Aim
Retype each line exactly. Skip images.

Exercise material
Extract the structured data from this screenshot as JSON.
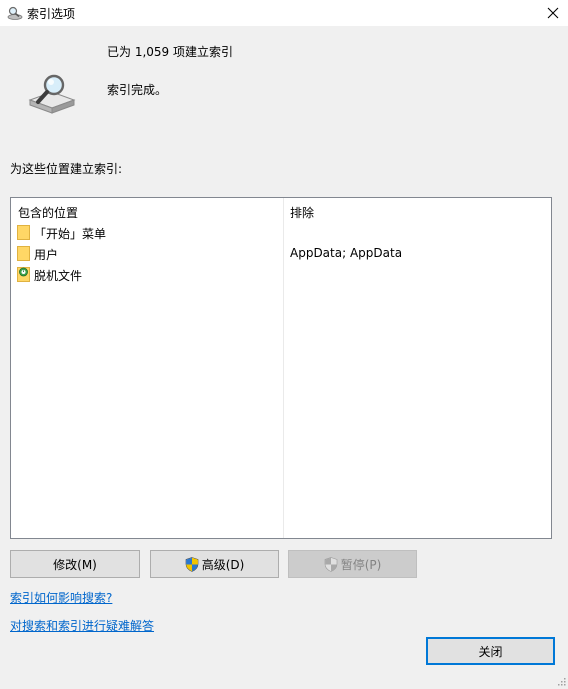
{
  "window": {
    "title": "索引选项"
  },
  "status": {
    "indexed_count": "已为 1,059 项建立索引",
    "message": "索引完成。"
  },
  "locations_label": "为这些位置建立索引:",
  "table": {
    "headers": {
      "included": "包含的位置",
      "excluded": "排除"
    },
    "rows": [
      {
        "name": "「开始」菜单",
        "excluded": "",
        "icon": "folder-icon"
      },
      {
        "name": "用户",
        "excluded": "AppData; AppData",
        "icon": "folder-icon"
      },
      {
        "name": "脱机文件",
        "excluded": "",
        "icon": "offline-files-icon"
      }
    ]
  },
  "buttons": {
    "modify": "修改(M)",
    "advanced": "高级(D)",
    "pause": "暂停(P)",
    "close": "关闭"
  },
  "links": {
    "how_indexing_affects": "索引如何影响搜索?",
    "troubleshoot": "对搜索和索引进行疑难解答"
  },
  "colors": {
    "link": "#0066cc",
    "accent": "#0078d7",
    "folder": "#ffd766"
  }
}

Complete response
Extract the structured data from this screenshot as JSON.
{
  "window": {
    "title": "索引选项"
  },
  "status": {
    "indexed_count": "已为 1,059 项建立索引",
    "message": "索引完成。"
  },
  "locations_label": "为这些位置建立索引:",
  "table": {
    "headers": {
      "included": "包含的位置",
      "excluded": "排除"
    },
    "rows": [
      {
        "name": "「开始」菜单",
        "excluded": "",
        "icon": "folder-icon"
      },
      {
        "name": "用户",
        "excluded": "AppData; AppData",
        "icon": "folder-icon"
      },
      {
        "name": "脱机文件",
        "excluded": "",
        "icon": "offline-files-icon"
      }
    ]
  },
  "buttons": {
    "modify": "修改(M)",
    "advanced": "高级(D)",
    "pause": "暂停(P)",
    "close": "关闭"
  },
  "links": {
    "how_indexing_affects": "索引如何影响搜索?",
    "troubleshoot": "对搜索和索引进行疑难解答"
  },
  "colors": {
    "link": "#0066cc",
    "accent": "#0078d7",
    "folder": "#ffd766"
  }
}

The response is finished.